(Dataset records)
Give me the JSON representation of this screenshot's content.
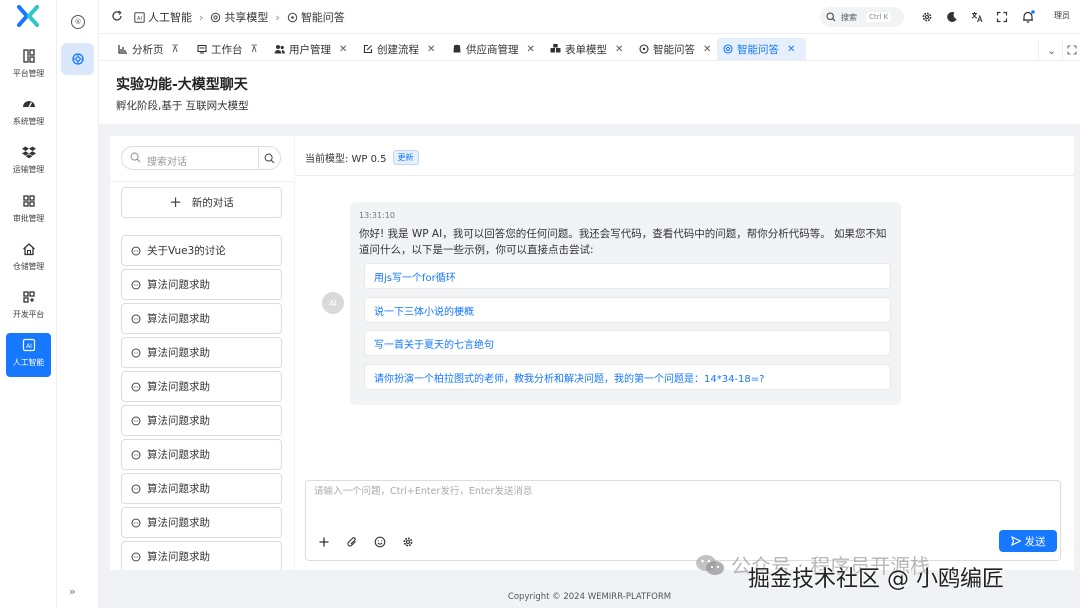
{
  "rail": {
    "items": [
      {
        "label": "平台管理",
        "icon": "platform-icon"
      },
      {
        "label": "系统管理",
        "icon": "dashboard-icon"
      },
      {
        "label": "运输管理",
        "icon": "dropbox-icon"
      },
      {
        "label": "审批管理",
        "icon": "grid-icon"
      },
      {
        "label": "仓储管理",
        "icon": "home-icon"
      },
      {
        "label": "开发平台",
        "icon": "apps-icon"
      },
      {
        "label": "人工智能",
        "icon": "ai-icon",
        "active": true
      }
    ]
  },
  "header": {
    "breadcrumb": [
      "人工智能",
      "共享模型",
      "智能问答"
    ],
    "search_label": "搜索",
    "search_shortcut": "Ctrl K",
    "user_label": "理员"
  },
  "tabs": [
    {
      "label": "分析页",
      "closer": "pin"
    },
    {
      "label": "工作台",
      "closer": "pin"
    },
    {
      "label": "用户管理",
      "closer": "close"
    },
    {
      "label": "创建流程",
      "closer": "close"
    },
    {
      "label": "供应商管理",
      "closer": "close"
    },
    {
      "label": "表单模型",
      "closer": "close"
    },
    {
      "label": "智能问答",
      "closer": "close"
    },
    {
      "label": "智能问答",
      "closer": "close",
      "active": true
    }
  ],
  "page": {
    "title": "实验功能-大模型聊天",
    "subtitle": "孵化阶段,基于 互联网大模型"
  },
  "conversations": {
    "search_placeholder": "搜索对话",
    "new_chat_label": "新的对话",
    "items": [
      "关于Vue3的讨论",
      "算法问题求助",
      "算法问题求助",
      "算法问题求助",
      "算法问题求助",
      "算法问题求助",
      "算法问题求助",
      "算法问题求助",
      "算法问题求助",
      "算法问题求助"
    ]
  },
  "chat": {
    "model_label": "当前模型: WP 0.5",
    "update_label": "更新",
    "avatar_label": "AI",
    "message_time": "13:31:10",
    "message_text": "你好! 我是 WP AI，我可以回答您的任何问题。我还会写代码，查看代码中的问题，帮你分析代码等。 如果您不知道问什么，以下是一些示例，你可以直接点击尝试:",
    "suggestions": [
      "用js写一个for循环",
      "说一下三体小说的梗概",
      "写一首关于夏天的七言绝句",
      "请你扮演一个柏拉图式的老师，教我分析和解决问题，我的第一个问题是：14*34-18=?"
    ],
    "input_placeholder": "请输入一个问题，Ctrl+Enter发行，Enter发送消息",
    "send_label": "发送"
  },
  "footer": {
    "copyright": "Copyright © 2024 WEMIRR-PLATFORM"
  },
  "watermark": {
    "line1": "公众号 · 程序员开源栈",
    "line2": "掘金技术社区 @ 小鸥编匠"
  },
  "colors": {
    "accent": "#1677ff",
    "active_tab_bg": "#e6f0fd"
  }
}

◆ **GOAL**
List every line from the entries above in which "Ctrl" appears.

◆ **ANSWER TO THE PROBLEM**
    "search_shortcut": "Ctrl K",
    "input_placeholder": "请输入一个问题，Ctrl+Enter发行，Enter发送消息",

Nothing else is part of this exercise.